**What is asked**
Repeat the entire listing exactly as written.

**Given information**
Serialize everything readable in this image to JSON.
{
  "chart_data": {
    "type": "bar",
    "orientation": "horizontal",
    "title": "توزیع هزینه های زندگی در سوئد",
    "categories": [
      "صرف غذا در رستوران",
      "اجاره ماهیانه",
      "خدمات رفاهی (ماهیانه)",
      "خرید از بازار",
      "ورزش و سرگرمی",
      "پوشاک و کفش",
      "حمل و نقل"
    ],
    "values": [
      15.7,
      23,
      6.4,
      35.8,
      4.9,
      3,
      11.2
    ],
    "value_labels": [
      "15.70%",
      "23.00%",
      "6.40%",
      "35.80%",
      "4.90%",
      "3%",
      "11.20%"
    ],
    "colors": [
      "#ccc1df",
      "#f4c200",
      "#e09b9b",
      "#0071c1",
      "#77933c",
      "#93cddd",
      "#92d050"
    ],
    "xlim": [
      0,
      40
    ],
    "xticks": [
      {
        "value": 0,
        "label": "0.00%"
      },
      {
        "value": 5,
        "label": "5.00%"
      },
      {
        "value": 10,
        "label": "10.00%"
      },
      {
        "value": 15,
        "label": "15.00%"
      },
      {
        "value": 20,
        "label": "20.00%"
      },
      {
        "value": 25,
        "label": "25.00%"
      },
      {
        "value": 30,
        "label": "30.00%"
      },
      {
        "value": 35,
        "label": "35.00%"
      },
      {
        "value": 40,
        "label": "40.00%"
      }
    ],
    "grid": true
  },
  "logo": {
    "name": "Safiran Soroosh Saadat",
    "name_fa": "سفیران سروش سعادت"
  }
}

**Correct response**
Serialize everything readable in this image to JSON.
{
  "chart_data": {
    "type": "bar",
    "orientation": "horizontal",
    "title": "توزیع هزینه های زندگی در سوئد",
    "categories": [
      "صرف غذا در رستوران",
      "اجاره ماهیانه",
      "خدمات رفاهی (ماهیانه)",
      "خرید از بازار",
      "ورزش و سرگرمی",
      "پوشاک و کفش",
      "حمل و نقل"
    ],
    "values": [
      15.7,
      23,
      6.4,
      35.8,
      4.9,
      3,
      11.2
    ],
    "value_labels": [
      "15.70%",
      "23.00%",
      "6.40%",
      "35.80%",
      "4.90%",
      "3%",
      "11.20%"
    ],
    "colors": [
      "#ccc1df",
      "#f4c200",
      "#e09b9b",
      "#0071c1",
      "#77933c",
      "#93cddd",
      "#92d050"
    ],
    "xlim": [
      0,
      40
    ],
    "xticks": [
      {
        "value": 0,
        "label": "0.00%"
      },
      {
        "value": 5,
        "label": "5.00%"
      },
      {
        "value": 10,
        "label": "10.00%"
      },
      {
        "value": 15,
        "label": "15.00%"
      },
      {
        "value": 20,
        "label": "20.00%"
      },
      {
        "value": 25,
        "label": "25.00%"
      },
      {
        "value": 30,
        "label": "30.00%"
      },
      {
        "value": 35,
        "label": "35.00%"
      },
      {
        "value": 40,
        "label": "40.00%"
      }
    ],
    "grid": true
  },
  "logo": {
    "name": "Safiran Soroosh Saadat",
    "name_fa": "سفیران سروش سعادت"
  }
}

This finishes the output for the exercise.